* _Given task_
Repeat the listing below in full, exactly as it stands.

* _Extracted information_
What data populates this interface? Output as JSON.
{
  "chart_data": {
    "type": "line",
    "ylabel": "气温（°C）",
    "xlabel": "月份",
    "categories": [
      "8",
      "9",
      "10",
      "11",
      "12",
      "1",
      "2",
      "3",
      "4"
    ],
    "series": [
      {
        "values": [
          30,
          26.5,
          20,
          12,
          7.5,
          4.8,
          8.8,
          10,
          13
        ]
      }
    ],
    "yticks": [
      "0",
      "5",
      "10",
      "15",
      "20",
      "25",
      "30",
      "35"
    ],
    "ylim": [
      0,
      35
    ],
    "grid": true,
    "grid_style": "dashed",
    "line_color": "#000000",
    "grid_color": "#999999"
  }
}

* _Expected output_
What data populates this interface? Output as JSON.
{
  "chart_data": {
    "type": "line",
    "ylabel": "气温（°C）",
    "xlabel": "月份",
    "categories": [
      "8",
      "9",
      "10",
      "11",
      "12",
      "1",
      "2",
      "3",
      "4"
    ],
    "series": [
      {
        "values": [
          30,
          26.5,
          20,
          12,
          7.5,
          4.8,
          8.8,
          10,
          13
        ]
      }
    ],
    "yticks": [
      "0",
      "5",
      "10",
      "15",
      "20",
      "25",
      "30",
      "35"
    ],
    "ylim": [
      0,
      35
    ],
    "grid": true,
    "grid_style": "dashed",
    "line_color": "#000000",
    "grid_color": "#999999"
  }
}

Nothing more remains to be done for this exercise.